Data shown.
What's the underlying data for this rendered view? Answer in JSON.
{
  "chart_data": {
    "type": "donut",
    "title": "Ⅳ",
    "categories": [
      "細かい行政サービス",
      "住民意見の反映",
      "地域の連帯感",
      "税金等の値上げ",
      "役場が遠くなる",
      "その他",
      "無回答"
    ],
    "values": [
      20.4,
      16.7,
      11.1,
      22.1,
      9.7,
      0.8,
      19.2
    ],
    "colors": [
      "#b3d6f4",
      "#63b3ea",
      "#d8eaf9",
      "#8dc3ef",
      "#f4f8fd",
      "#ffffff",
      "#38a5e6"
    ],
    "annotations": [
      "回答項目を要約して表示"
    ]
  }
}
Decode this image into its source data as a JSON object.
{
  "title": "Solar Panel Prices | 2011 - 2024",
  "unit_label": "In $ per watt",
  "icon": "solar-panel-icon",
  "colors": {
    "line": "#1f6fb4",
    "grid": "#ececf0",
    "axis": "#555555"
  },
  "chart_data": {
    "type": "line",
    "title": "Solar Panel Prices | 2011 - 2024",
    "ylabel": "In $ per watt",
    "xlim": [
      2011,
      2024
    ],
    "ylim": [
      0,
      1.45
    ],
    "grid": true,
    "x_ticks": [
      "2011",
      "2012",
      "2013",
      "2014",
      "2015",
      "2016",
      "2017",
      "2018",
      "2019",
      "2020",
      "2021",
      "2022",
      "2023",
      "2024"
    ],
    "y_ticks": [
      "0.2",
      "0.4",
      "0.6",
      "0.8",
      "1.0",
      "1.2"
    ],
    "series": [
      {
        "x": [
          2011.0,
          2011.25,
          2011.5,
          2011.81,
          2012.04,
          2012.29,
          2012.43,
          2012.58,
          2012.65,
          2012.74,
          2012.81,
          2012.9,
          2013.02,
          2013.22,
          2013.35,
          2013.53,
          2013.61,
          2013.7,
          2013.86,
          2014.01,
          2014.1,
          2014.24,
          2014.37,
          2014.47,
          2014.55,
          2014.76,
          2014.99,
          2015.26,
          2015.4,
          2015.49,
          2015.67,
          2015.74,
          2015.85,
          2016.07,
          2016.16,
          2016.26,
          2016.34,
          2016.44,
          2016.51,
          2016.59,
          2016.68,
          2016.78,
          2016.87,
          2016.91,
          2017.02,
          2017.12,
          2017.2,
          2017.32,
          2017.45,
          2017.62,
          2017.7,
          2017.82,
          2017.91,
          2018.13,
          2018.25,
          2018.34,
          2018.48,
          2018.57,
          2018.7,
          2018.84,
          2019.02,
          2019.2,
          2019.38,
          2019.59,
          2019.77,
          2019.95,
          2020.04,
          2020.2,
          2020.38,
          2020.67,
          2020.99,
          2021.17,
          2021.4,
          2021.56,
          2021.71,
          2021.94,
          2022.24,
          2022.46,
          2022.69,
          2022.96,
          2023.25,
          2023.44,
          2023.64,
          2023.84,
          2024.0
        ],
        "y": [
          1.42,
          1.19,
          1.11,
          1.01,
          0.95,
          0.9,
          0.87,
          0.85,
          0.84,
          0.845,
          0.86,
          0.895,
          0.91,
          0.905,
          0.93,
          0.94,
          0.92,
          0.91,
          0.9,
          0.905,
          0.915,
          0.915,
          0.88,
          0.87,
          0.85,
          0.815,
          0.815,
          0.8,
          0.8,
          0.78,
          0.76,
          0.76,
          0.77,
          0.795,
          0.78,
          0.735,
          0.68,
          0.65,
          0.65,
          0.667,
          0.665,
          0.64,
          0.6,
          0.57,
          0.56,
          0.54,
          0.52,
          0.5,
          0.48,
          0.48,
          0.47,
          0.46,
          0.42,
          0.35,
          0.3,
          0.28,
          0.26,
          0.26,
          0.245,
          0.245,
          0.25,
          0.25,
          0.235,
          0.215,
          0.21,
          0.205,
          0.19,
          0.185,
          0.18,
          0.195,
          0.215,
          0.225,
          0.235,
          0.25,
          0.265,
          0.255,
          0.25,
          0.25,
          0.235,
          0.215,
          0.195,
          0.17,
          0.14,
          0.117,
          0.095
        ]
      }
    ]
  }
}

What you are asked to do.
Return every line holding the word "Prices" from the records.

The solution.
  "title": "Solar Panel Prices | 2011 - 2024",
    "title": "Solar Panel Prices | 2011 - 2024",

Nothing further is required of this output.